Copy each line in which the string "Федерации" occurs.
================================
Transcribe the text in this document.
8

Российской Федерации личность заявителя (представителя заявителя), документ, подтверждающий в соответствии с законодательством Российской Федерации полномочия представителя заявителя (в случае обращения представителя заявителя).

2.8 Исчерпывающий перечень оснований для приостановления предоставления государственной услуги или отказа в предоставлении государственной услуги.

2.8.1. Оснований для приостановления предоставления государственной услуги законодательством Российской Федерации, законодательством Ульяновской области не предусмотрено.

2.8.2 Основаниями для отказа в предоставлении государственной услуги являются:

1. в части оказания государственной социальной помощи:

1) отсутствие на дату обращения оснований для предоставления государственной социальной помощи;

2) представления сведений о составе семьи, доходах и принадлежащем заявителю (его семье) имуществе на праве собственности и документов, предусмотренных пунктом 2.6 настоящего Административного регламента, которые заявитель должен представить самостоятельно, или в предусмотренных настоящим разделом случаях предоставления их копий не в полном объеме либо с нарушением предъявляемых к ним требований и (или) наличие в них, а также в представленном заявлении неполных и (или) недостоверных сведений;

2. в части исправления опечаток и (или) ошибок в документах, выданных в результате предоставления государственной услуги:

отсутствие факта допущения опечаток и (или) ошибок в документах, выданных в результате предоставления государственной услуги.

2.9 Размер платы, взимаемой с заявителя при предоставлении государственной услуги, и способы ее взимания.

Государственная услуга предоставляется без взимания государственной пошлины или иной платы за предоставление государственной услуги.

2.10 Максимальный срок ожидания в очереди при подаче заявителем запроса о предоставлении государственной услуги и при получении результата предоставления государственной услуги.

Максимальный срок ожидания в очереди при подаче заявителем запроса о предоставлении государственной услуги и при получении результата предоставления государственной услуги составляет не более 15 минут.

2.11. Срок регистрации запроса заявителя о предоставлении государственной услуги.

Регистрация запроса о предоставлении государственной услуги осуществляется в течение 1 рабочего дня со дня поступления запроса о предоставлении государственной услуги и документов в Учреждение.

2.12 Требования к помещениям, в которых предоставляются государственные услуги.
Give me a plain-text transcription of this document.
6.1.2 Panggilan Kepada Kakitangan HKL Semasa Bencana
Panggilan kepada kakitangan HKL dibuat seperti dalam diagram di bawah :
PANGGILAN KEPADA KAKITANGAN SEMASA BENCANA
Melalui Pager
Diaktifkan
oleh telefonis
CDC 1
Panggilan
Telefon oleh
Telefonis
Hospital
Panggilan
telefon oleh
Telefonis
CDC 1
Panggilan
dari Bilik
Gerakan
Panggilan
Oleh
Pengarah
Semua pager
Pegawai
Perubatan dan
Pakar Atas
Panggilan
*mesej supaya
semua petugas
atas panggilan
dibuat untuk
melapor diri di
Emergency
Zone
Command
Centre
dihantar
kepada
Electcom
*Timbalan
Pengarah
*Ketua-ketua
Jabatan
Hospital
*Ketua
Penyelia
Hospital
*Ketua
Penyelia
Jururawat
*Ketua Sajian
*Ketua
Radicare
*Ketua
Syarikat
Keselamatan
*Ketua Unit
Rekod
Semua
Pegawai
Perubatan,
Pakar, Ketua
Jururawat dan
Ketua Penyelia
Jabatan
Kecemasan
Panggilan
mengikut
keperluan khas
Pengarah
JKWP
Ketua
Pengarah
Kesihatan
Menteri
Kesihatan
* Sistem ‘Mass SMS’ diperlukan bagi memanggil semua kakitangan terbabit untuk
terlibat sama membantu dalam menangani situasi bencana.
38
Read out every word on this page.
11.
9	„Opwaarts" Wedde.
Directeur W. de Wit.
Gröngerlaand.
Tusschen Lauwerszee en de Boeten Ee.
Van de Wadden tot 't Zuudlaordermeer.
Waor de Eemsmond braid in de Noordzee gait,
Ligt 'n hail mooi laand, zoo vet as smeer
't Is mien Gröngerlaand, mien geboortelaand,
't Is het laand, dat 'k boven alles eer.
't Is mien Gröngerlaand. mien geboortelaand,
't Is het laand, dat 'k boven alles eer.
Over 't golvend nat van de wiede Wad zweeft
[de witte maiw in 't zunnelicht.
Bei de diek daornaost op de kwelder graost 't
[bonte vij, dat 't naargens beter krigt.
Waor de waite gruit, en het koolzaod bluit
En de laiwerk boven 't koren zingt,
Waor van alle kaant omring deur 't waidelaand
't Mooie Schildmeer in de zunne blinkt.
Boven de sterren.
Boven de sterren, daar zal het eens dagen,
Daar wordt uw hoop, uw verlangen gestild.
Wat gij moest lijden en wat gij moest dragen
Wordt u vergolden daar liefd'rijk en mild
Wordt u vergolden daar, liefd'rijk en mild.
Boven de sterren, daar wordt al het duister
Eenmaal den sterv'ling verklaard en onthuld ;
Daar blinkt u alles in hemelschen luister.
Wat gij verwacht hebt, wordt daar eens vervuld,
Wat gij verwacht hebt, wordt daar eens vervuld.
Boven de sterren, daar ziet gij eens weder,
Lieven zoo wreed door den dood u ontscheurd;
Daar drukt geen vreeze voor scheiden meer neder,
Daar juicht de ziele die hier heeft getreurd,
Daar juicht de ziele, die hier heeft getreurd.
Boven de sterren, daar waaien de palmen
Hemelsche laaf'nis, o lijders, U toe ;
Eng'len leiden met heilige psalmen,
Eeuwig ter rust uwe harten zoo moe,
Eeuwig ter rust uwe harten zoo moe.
================================
» EXERCISE SOLUTION:
Российской Федерации личность заявителя (представителя заявителя), документ, подтверждающий в соответствии с законодательством Российской Федерации полномочия представителя заявителя (в случае обращения представителя заявителя).
2.8.1. Оснований для приостановления предоставления государственной услуги законодательством Российской Федерации, законодательством Ульяновской области не предусмотрено.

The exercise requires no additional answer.